Given a linearly separable set, a perceptron is only guaranteed to output some separating hyperplane. E.g., each of the two hyperplanes in the following diagram (taken from the Wikipedia entry) is valid:

enter image description here

In particular, a perceptron is not guaranteed to find the hyperplane which is equi-distanced to the points it separates - its convergence makes no such considerations (as opposed to the result of an SVM, for example).

FWIW, based on this, I don't think your proposed solution displays some properties that a combination of SVMs should intuitively have. For example, logically, if $n \gg m$, we would expect that effectively only the first SVM should affect the results of the combined SVM. This is not necessarily the case.

Consider the following dataset consisting of four equi-sized clusters of points.

enter image description here

with the red points indicating 0, and the black points indicating 1.

[Records drawn from a data collection]
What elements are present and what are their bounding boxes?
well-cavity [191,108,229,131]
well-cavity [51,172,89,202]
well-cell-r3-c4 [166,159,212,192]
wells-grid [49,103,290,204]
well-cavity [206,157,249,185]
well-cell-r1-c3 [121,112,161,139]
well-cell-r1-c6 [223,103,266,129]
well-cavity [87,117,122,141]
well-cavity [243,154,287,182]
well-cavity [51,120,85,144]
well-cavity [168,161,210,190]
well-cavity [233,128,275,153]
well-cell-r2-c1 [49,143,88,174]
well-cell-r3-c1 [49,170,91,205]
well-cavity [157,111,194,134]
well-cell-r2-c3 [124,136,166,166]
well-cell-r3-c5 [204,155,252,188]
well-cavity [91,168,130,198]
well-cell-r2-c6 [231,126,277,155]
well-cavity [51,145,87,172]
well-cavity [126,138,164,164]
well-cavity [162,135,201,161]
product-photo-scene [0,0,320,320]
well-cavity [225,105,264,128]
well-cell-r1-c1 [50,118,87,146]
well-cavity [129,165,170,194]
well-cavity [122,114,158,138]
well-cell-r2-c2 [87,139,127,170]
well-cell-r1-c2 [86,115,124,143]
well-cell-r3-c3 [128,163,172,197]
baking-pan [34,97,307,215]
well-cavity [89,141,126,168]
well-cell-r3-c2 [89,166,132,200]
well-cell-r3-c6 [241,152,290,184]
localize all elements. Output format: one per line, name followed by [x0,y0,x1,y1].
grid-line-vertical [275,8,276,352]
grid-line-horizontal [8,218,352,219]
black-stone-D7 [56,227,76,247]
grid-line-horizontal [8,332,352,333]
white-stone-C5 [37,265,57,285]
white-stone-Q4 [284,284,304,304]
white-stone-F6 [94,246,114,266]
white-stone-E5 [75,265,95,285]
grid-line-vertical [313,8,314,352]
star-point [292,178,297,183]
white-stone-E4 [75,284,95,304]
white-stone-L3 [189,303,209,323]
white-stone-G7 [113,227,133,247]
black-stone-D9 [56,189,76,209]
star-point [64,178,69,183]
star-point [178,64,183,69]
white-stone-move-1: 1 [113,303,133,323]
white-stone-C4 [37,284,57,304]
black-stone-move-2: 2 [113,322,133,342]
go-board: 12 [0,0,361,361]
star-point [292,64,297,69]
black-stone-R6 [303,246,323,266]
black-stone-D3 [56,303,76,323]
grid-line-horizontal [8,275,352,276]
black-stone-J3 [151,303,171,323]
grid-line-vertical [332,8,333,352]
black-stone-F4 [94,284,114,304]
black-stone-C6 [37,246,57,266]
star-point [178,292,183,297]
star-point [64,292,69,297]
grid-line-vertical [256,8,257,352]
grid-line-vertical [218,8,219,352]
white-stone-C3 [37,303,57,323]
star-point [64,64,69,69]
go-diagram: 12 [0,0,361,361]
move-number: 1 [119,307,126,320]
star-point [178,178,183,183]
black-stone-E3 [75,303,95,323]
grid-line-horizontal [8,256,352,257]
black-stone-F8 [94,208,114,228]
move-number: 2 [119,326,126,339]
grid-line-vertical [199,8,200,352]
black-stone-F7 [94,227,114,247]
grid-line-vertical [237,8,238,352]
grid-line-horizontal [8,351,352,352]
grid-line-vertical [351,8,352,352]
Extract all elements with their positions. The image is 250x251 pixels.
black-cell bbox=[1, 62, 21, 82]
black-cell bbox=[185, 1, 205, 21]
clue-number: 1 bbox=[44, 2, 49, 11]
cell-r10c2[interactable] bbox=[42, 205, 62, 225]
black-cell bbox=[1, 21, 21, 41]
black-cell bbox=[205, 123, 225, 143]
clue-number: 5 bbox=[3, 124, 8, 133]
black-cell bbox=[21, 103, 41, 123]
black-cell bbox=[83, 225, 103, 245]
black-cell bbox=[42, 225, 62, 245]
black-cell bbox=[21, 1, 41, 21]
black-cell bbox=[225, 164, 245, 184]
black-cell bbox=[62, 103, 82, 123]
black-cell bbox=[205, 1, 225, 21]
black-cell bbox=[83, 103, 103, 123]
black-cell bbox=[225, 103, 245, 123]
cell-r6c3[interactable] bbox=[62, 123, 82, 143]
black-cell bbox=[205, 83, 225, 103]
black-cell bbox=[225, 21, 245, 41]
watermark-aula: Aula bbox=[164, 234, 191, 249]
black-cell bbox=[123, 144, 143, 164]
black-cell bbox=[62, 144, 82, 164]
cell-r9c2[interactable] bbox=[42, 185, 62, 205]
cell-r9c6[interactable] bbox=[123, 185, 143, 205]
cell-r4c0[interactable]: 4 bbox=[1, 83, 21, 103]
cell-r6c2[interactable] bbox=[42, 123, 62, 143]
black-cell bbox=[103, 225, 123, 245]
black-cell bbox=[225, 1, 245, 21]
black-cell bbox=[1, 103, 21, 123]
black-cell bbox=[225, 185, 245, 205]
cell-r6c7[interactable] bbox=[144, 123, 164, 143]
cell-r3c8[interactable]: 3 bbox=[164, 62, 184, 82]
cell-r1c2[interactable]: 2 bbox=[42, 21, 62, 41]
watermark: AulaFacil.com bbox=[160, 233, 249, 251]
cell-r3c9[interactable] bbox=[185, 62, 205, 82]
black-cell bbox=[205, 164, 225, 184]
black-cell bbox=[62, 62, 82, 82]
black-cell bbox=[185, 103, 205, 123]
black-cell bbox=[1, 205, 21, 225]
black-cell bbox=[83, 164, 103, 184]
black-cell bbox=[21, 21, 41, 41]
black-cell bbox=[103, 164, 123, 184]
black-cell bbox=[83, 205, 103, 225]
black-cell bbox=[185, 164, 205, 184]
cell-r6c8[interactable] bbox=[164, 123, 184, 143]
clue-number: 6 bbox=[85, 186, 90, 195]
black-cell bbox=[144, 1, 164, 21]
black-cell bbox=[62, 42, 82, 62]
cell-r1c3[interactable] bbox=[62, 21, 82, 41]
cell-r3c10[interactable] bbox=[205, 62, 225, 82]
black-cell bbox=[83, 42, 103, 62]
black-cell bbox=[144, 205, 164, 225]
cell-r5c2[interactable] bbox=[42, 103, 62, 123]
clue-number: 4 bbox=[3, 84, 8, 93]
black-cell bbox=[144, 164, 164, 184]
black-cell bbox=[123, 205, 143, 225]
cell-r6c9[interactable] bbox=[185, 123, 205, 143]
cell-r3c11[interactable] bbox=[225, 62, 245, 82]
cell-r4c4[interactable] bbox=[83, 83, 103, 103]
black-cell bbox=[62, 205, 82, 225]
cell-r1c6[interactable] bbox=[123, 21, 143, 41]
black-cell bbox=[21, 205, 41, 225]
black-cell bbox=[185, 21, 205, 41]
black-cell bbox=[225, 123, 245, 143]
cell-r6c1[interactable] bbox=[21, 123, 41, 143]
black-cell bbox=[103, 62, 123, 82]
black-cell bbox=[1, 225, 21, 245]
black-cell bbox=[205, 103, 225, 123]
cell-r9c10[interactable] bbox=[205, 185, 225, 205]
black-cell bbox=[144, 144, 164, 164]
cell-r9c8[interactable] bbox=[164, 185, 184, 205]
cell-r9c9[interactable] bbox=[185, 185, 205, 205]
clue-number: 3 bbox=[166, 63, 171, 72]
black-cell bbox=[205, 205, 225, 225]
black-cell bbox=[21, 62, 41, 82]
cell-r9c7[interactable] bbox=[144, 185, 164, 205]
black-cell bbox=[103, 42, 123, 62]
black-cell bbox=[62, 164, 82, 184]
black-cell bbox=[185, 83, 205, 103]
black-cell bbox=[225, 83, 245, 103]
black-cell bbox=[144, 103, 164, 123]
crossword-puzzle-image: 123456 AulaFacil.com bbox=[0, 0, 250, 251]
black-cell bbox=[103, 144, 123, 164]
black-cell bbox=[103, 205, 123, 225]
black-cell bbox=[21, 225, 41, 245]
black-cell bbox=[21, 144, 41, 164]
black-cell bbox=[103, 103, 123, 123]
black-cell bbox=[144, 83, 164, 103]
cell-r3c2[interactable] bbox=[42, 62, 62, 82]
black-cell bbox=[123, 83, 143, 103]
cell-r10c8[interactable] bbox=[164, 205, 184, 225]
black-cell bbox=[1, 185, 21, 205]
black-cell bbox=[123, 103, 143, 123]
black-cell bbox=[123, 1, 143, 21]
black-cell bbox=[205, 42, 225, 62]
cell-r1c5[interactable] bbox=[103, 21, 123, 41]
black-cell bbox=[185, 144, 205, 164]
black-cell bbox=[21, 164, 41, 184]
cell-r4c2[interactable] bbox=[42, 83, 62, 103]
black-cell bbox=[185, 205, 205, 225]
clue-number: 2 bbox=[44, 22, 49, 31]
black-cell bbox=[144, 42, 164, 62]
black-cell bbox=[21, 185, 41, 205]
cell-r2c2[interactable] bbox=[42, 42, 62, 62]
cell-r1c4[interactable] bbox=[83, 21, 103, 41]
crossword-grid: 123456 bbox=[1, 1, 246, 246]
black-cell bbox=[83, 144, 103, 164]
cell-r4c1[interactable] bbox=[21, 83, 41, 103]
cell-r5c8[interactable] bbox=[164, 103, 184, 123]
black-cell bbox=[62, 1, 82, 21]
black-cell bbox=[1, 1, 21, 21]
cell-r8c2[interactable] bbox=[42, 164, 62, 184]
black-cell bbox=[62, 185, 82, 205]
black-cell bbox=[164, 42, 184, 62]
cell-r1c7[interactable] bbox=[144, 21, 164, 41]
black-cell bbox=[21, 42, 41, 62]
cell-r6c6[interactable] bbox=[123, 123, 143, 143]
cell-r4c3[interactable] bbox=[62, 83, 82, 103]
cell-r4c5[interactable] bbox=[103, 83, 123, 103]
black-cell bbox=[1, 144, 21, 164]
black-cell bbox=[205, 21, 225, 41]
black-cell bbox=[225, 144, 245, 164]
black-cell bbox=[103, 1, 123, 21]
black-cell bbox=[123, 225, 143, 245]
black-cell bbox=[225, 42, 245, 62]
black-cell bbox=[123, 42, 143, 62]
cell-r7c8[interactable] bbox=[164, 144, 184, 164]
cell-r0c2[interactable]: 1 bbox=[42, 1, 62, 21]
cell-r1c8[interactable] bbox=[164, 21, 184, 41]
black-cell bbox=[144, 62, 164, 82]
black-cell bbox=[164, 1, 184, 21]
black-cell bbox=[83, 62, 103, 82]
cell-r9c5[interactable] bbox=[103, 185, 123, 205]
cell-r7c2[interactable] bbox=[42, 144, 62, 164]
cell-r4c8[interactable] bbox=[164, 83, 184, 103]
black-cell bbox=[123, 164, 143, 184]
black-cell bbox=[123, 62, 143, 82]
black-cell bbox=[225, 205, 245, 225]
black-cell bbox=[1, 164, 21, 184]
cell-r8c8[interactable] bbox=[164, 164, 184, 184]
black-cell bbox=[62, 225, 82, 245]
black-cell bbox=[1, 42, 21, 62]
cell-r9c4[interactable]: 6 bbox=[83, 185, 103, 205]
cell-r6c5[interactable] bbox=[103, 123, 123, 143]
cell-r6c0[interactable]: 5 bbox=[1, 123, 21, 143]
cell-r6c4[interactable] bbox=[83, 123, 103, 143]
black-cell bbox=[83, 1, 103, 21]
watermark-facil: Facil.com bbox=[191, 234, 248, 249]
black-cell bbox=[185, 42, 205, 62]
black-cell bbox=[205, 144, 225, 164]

#### Task instructions
Continue the passage about perceptrons and SVMs from its last sentence onward.

#### Result for this task
Say you train the second perceptron on a small number of points $m$. The chance that all these points are taken from the extreme groups $A$ and $D$ is $\left( \frac{1}{2} \right)^m$ independent from the size of the sets or their distance from each other. If this is the case, note that the separating hyperplane could be anywhere between A and D. Playing around with the distances of the clusters, this could affect every combined classification, even with the weighted scheme you suggest.

Note that for high-dimension problems, there are several chances of this type of problem occurring.

Because of this, I'd suggest conservatively combining two perceptrons as simply the output of the perceptron trained on the majority of points - it at least avoids this problem.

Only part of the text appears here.